Objective
Determine how many lines in the data below contain "Reach" and write only that number.

Records to use
* START *
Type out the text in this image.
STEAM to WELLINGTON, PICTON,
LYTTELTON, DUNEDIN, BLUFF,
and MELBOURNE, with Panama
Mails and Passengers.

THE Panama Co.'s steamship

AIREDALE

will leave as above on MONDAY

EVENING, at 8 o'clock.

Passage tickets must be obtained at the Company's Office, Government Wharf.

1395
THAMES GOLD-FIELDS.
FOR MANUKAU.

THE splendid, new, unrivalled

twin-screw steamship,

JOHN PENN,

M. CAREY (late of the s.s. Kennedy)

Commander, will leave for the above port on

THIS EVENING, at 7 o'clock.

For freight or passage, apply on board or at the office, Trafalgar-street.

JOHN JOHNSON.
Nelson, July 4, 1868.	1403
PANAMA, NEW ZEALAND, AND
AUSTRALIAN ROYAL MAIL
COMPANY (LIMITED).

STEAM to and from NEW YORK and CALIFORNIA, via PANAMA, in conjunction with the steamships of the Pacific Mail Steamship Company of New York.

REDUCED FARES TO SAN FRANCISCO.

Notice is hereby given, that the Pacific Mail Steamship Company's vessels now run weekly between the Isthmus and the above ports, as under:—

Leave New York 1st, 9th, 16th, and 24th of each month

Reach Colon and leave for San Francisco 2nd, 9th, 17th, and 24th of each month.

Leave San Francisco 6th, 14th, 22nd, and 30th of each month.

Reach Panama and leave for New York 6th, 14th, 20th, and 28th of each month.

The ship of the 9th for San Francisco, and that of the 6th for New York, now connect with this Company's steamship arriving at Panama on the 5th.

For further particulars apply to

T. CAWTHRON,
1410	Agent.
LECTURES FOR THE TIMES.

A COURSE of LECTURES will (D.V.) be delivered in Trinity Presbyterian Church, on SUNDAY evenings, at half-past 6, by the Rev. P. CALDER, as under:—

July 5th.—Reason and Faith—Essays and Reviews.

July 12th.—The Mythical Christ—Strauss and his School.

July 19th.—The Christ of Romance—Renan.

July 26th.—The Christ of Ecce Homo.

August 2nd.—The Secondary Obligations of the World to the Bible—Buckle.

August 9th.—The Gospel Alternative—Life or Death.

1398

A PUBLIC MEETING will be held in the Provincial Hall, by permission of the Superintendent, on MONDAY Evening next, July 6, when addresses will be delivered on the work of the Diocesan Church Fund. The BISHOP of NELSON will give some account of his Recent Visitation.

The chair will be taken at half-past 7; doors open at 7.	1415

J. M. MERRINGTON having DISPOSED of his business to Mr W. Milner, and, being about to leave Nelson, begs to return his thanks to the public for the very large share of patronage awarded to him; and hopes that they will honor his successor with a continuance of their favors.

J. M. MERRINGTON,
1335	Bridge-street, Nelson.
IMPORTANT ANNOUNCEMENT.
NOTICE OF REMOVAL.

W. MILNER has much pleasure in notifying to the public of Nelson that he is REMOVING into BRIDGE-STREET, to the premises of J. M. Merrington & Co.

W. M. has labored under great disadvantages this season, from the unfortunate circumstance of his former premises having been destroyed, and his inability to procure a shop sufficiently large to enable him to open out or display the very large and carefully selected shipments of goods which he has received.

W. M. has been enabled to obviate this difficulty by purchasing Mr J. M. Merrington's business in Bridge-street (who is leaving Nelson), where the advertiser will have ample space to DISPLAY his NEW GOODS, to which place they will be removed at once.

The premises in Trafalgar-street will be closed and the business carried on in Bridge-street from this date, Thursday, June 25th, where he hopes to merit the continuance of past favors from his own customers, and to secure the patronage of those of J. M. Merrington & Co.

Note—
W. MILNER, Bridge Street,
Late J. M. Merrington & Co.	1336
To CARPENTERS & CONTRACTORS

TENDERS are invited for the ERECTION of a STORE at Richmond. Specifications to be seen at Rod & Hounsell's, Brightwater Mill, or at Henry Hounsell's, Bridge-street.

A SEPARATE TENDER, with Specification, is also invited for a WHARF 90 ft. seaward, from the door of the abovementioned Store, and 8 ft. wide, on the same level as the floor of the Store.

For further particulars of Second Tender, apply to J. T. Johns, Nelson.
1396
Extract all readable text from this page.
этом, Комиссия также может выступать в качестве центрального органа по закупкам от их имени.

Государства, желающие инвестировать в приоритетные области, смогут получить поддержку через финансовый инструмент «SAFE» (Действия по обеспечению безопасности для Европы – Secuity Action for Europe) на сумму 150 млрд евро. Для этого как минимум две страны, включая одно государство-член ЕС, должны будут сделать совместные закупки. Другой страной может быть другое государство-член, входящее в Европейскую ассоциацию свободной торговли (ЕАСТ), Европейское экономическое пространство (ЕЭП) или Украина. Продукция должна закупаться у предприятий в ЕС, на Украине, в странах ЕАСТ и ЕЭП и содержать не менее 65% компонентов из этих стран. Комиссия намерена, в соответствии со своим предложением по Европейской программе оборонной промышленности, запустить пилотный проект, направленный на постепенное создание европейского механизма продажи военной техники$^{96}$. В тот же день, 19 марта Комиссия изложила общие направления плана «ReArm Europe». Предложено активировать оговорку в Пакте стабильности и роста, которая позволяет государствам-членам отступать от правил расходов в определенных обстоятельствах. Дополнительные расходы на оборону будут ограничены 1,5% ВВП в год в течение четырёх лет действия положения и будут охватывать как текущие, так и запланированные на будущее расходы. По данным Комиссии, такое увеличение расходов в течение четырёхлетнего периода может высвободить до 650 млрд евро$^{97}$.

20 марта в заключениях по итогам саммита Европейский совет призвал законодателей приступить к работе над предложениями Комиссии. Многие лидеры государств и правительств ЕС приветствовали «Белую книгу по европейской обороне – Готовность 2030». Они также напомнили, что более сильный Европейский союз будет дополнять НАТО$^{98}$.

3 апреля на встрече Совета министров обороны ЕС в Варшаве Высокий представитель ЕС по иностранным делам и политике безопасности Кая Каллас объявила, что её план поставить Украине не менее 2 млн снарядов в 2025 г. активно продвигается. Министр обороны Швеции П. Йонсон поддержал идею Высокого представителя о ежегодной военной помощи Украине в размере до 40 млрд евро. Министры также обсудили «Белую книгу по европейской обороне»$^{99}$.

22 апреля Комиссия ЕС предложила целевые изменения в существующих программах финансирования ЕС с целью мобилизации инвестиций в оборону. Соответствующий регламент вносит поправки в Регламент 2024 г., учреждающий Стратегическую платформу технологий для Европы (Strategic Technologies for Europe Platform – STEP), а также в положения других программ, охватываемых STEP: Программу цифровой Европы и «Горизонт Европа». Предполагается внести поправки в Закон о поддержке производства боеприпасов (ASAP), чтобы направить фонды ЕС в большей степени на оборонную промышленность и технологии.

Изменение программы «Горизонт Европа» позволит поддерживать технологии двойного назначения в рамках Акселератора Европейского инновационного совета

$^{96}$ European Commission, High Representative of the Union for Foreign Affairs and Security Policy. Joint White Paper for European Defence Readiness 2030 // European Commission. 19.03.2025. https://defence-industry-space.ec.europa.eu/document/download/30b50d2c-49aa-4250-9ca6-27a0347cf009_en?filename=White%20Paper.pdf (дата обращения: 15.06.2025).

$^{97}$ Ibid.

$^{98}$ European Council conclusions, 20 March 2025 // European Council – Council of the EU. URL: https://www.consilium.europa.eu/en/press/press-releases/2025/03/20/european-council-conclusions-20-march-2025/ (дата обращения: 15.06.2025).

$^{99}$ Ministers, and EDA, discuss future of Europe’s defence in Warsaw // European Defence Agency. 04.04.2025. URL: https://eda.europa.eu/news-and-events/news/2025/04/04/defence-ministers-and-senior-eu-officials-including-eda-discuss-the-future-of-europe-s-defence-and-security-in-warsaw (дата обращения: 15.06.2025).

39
* END *
Exercise result
2